[Excerpts from a figure dataset]
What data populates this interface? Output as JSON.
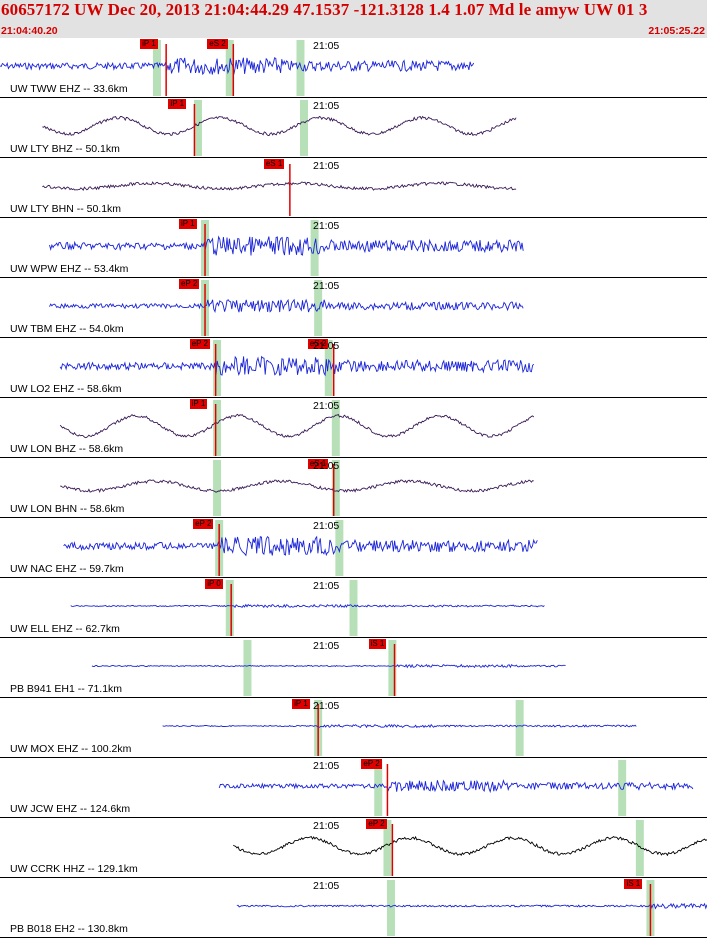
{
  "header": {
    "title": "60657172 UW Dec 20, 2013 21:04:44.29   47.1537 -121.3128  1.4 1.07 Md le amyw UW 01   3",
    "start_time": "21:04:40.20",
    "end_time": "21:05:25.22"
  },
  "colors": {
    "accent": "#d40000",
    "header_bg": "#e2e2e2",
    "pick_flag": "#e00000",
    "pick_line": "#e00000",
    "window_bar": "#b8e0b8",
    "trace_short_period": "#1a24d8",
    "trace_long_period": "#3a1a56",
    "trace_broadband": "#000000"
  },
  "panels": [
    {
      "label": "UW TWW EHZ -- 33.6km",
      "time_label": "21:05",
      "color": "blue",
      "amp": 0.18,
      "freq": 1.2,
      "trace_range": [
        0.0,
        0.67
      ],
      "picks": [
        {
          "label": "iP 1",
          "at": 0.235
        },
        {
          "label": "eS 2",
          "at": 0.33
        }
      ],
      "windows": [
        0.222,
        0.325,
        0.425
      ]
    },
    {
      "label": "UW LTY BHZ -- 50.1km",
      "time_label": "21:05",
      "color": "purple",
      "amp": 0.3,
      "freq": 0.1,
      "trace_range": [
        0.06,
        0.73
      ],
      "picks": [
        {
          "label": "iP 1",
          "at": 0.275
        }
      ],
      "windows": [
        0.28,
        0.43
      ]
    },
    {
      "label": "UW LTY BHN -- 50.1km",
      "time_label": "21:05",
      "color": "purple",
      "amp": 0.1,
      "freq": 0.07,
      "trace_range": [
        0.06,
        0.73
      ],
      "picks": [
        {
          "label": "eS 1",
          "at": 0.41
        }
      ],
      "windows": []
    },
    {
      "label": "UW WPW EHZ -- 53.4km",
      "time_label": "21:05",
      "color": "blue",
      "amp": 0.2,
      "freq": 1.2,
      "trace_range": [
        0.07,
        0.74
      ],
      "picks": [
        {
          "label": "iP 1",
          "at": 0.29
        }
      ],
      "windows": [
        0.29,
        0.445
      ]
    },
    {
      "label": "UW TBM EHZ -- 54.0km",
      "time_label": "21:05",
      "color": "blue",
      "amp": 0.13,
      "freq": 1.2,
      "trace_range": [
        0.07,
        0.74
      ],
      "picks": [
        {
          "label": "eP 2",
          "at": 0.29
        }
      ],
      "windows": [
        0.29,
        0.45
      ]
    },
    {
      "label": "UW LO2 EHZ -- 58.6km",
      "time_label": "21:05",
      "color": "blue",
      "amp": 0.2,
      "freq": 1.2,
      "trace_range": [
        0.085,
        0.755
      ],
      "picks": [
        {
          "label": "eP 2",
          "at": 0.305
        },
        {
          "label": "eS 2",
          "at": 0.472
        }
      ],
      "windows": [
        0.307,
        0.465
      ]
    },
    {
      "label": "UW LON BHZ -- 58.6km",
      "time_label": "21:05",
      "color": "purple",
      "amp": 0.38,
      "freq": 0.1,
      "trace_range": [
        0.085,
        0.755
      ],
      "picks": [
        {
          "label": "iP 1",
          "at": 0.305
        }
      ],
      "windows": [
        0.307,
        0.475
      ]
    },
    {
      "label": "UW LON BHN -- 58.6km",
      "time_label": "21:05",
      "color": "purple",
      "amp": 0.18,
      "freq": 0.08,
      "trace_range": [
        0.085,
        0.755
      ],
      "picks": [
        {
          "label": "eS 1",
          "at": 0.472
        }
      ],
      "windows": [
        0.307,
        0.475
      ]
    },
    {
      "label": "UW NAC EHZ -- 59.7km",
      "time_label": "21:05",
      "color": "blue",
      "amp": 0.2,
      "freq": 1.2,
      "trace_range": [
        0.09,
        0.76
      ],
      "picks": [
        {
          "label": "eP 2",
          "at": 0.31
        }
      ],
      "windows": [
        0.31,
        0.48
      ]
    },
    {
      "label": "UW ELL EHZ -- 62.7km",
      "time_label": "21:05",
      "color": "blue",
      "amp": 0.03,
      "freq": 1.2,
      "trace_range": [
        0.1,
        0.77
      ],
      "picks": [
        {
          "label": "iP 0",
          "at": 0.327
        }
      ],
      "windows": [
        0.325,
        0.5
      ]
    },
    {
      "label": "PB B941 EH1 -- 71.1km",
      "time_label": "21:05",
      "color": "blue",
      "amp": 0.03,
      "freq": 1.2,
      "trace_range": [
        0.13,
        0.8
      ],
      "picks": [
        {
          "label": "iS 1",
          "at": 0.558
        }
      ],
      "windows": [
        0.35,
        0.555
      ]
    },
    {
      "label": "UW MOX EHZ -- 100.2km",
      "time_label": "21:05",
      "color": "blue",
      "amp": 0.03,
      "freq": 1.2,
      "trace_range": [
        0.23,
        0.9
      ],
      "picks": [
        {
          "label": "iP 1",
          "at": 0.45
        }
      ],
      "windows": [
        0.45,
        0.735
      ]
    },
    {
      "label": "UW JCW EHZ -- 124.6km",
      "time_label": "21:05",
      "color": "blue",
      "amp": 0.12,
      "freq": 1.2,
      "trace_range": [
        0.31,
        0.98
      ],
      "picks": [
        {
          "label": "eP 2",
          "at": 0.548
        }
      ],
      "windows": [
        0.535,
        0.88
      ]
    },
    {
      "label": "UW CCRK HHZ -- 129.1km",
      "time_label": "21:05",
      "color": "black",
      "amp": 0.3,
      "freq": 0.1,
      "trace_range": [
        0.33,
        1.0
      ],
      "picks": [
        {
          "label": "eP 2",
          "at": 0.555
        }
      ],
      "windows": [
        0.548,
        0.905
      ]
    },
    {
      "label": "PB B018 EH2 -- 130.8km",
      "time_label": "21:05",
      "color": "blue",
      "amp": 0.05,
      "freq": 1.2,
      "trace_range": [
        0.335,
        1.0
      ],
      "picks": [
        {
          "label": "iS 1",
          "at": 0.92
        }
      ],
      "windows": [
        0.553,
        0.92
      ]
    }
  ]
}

==

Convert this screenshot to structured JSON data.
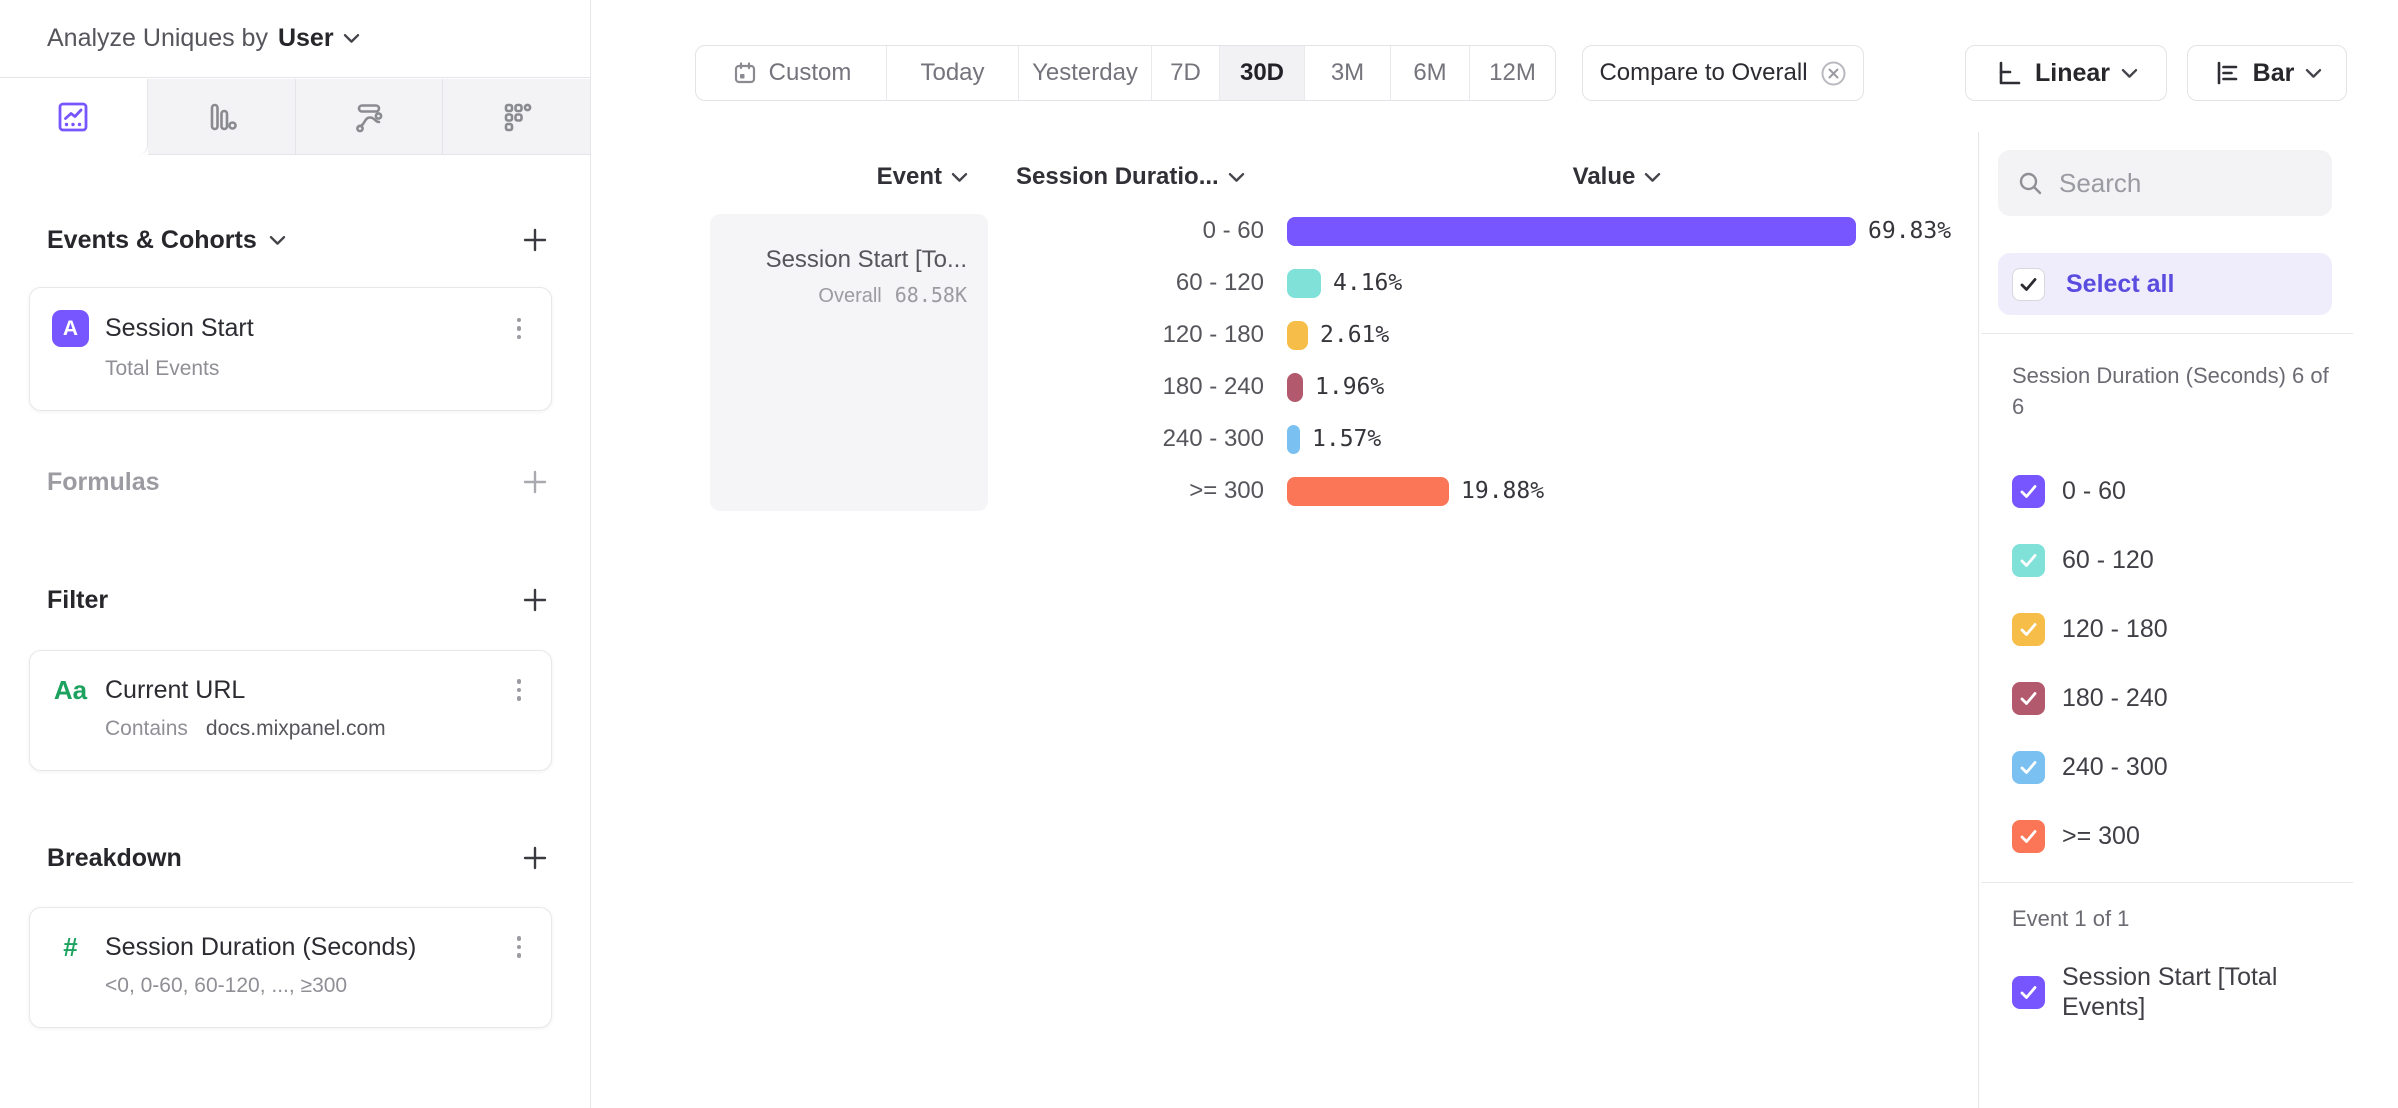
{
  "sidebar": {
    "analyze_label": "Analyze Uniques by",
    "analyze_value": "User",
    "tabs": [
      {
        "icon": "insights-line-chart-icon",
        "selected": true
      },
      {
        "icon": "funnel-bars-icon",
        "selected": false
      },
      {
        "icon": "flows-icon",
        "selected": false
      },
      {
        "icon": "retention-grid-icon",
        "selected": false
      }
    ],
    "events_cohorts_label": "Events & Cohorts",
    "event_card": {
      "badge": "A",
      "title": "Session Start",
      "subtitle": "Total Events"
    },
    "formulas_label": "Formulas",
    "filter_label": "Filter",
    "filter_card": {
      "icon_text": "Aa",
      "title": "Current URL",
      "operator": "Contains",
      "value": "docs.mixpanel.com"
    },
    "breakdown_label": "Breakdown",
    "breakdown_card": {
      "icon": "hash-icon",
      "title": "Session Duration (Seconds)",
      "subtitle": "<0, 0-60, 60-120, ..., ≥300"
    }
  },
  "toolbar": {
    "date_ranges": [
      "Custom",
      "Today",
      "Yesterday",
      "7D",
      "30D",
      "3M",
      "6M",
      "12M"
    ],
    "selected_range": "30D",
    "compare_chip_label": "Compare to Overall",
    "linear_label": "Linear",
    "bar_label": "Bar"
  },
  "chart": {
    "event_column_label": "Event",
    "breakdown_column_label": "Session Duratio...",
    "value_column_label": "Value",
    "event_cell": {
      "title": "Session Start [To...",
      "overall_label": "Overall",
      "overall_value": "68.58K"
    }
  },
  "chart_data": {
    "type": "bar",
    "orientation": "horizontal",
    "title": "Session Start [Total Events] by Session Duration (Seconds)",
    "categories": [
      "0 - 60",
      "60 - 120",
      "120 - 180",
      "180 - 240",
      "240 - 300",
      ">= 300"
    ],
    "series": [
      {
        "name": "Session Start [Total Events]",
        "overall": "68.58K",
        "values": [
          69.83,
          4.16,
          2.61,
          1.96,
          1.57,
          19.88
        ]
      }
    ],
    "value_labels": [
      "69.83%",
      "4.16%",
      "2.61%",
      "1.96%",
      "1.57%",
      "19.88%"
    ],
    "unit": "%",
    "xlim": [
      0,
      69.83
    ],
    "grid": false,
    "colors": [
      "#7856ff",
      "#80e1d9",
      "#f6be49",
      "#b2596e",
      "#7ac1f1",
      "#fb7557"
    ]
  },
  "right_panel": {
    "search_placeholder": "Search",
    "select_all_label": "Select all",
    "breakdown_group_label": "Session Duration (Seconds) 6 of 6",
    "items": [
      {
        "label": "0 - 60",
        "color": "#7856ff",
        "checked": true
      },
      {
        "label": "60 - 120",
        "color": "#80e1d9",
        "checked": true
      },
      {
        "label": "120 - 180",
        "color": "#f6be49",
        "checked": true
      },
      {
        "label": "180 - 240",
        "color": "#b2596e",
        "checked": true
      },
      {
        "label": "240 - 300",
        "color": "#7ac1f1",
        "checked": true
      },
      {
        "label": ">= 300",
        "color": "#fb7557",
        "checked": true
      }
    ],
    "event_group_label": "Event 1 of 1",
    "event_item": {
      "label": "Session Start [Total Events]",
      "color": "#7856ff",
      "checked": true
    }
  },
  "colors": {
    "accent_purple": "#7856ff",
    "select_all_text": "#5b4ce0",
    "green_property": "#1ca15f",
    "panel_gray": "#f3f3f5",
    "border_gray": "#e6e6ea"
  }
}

## DO THIS
Count every line above that holds the string "grid" and give the total, nothing more.

## FINAL RESULT
2